● Set exercise:
Filter the listing and keep only the lines with the word "icon".

● Data for this task:
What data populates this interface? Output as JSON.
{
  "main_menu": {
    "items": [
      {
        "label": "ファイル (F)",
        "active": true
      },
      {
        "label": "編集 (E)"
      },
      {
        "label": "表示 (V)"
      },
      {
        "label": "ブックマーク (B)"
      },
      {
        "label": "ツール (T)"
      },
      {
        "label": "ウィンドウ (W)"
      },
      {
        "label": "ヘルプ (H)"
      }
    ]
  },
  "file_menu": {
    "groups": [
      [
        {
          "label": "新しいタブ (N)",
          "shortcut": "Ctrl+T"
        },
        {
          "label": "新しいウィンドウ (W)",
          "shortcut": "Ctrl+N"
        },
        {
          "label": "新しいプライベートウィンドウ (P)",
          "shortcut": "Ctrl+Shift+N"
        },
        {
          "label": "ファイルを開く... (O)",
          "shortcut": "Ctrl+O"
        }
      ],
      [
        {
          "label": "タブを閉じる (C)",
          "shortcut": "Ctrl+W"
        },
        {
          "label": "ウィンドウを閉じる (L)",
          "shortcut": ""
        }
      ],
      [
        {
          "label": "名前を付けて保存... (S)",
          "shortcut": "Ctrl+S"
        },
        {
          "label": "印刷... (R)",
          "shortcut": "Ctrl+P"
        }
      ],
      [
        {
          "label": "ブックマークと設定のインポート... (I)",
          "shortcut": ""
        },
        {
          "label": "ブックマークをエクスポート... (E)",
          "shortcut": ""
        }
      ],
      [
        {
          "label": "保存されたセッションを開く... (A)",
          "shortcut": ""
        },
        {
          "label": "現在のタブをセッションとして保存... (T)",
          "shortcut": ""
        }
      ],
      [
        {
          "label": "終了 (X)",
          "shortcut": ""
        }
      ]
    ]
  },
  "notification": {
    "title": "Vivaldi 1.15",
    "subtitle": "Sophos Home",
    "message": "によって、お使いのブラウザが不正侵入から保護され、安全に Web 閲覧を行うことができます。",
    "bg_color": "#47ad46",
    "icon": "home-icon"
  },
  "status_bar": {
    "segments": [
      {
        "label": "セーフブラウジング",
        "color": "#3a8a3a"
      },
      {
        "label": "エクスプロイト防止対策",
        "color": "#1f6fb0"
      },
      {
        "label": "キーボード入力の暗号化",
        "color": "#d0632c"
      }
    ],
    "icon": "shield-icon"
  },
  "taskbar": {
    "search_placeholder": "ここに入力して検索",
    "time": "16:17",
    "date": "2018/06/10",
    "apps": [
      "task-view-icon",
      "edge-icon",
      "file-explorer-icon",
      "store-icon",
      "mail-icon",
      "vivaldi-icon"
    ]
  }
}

● Response for this exercise:
    "icon": "home-icon"
    "icon": "shield-icon"
      "task-view-icon",
      "edge-icon",
      "file-explorer-icon",
      "store-icon",
      "mail-icon",
      "vivaldi-icon"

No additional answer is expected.